** begin Dataset excerpts **

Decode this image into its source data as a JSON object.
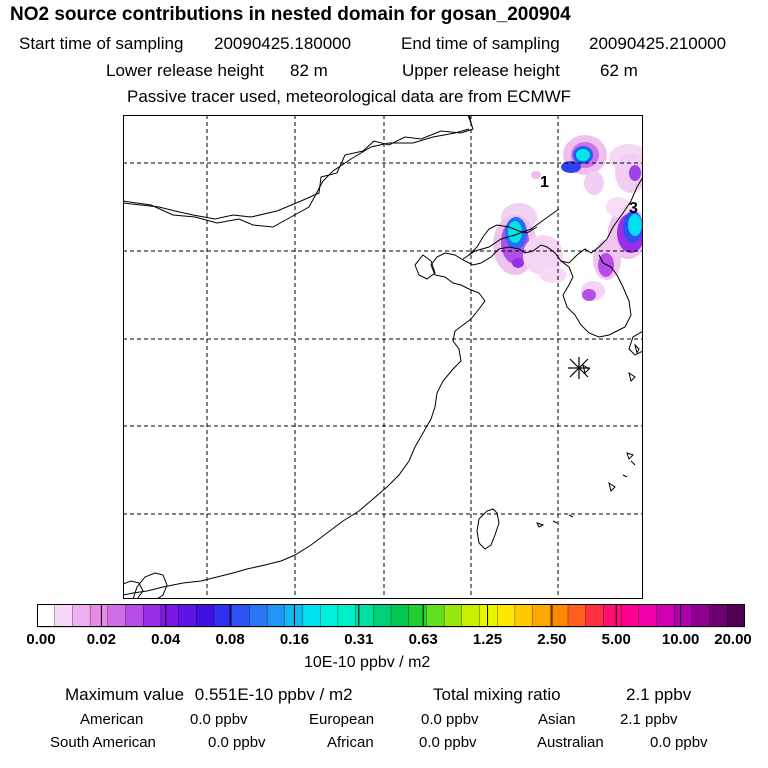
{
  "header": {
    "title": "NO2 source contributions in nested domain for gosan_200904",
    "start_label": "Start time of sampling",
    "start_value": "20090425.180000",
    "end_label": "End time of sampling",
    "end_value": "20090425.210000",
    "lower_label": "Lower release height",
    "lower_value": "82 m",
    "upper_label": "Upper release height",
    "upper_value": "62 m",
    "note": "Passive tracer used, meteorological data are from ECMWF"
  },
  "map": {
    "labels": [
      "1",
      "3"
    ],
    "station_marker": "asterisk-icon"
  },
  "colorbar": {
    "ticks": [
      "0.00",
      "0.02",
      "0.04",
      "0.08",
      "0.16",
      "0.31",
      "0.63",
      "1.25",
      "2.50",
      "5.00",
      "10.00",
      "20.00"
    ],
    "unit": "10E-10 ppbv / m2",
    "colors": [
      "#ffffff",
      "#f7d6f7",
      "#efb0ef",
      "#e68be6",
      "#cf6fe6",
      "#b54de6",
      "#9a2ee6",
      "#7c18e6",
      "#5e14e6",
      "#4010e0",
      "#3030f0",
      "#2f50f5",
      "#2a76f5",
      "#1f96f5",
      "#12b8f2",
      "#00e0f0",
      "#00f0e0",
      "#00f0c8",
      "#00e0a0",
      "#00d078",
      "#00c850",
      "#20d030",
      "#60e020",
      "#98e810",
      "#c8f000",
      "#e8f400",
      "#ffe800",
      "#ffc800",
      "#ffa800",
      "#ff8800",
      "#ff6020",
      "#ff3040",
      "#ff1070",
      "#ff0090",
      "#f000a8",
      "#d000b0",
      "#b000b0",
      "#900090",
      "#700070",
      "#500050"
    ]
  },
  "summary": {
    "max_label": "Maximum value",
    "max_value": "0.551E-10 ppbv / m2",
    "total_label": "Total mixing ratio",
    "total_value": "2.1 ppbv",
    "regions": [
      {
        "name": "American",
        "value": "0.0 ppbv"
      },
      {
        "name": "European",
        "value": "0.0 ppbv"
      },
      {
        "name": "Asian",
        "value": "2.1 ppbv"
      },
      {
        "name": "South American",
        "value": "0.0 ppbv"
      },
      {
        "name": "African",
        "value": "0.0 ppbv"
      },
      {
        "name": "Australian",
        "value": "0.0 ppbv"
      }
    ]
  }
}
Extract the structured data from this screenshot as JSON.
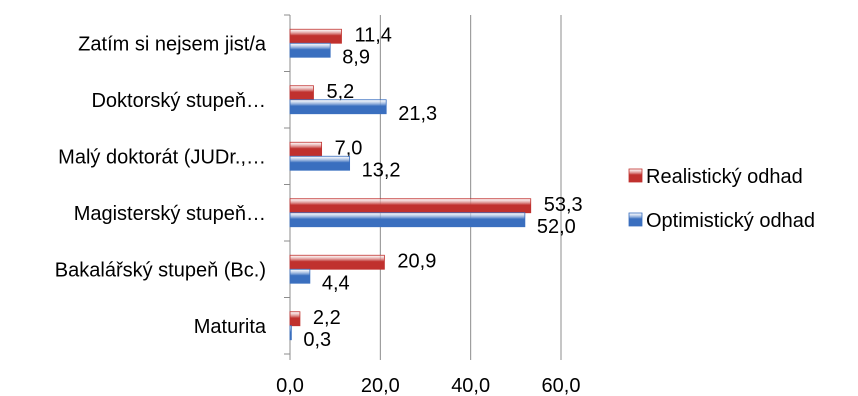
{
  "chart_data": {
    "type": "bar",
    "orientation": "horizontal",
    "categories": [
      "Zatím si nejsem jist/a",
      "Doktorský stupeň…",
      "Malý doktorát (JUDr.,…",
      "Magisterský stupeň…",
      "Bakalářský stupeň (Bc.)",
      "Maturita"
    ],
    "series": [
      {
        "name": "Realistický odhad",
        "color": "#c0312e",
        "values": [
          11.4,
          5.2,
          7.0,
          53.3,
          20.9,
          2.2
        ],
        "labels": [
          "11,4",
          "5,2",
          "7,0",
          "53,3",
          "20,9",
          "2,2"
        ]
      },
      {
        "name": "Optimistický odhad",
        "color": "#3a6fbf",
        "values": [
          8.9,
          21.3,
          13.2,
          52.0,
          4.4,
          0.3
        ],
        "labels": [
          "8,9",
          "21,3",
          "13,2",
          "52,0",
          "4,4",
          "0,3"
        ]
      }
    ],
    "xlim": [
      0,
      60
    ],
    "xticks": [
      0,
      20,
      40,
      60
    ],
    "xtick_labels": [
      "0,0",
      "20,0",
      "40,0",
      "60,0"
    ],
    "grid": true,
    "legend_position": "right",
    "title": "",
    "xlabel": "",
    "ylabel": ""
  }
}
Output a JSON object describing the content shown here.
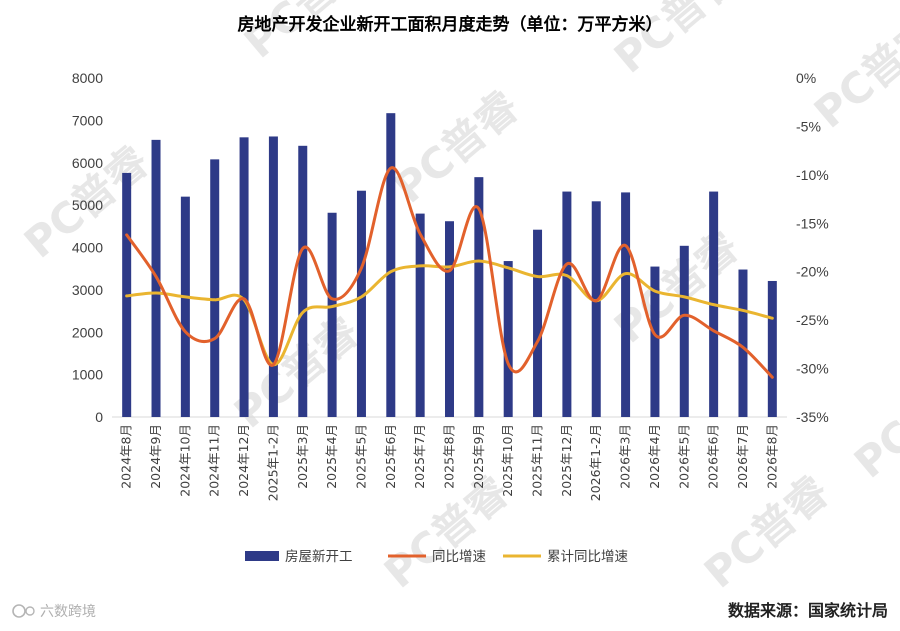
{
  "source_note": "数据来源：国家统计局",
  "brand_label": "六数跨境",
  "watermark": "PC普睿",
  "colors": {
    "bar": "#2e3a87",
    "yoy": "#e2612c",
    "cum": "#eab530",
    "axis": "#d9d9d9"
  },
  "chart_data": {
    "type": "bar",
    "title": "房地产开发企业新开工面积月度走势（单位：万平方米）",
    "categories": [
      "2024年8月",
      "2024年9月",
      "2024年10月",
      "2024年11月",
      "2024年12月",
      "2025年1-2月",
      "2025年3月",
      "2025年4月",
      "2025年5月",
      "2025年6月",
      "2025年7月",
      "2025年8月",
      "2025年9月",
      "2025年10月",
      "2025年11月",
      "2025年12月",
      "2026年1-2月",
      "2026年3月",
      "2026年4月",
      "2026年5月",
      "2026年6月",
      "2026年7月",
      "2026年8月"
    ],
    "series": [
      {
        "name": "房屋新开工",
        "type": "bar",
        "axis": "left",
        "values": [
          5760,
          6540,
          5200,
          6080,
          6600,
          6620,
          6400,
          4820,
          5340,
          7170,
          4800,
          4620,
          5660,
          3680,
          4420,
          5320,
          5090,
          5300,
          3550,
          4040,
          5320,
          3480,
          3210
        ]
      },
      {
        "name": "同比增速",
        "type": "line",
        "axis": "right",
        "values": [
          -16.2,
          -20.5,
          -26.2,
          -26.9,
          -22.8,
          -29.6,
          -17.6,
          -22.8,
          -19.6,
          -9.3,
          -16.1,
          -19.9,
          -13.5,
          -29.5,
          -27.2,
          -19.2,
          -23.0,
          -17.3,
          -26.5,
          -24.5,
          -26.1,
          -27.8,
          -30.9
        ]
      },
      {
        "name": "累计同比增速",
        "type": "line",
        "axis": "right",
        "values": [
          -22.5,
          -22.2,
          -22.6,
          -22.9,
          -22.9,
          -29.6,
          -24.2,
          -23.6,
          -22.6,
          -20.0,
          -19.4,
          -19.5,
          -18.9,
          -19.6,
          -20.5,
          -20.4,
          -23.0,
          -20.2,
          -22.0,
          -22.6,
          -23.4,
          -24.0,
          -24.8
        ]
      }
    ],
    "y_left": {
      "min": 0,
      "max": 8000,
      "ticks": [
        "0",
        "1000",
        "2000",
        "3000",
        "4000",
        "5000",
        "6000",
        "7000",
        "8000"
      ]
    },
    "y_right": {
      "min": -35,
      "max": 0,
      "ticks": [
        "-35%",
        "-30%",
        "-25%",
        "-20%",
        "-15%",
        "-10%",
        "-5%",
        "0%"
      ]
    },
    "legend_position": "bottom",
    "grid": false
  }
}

** end Dataset excerpts **

## Problem description
In the listing above, find each line with the word "object" and copy it.

## Written solution
Decode this image into its source data as a JSON object.
Output a JSON object describing the content shown here.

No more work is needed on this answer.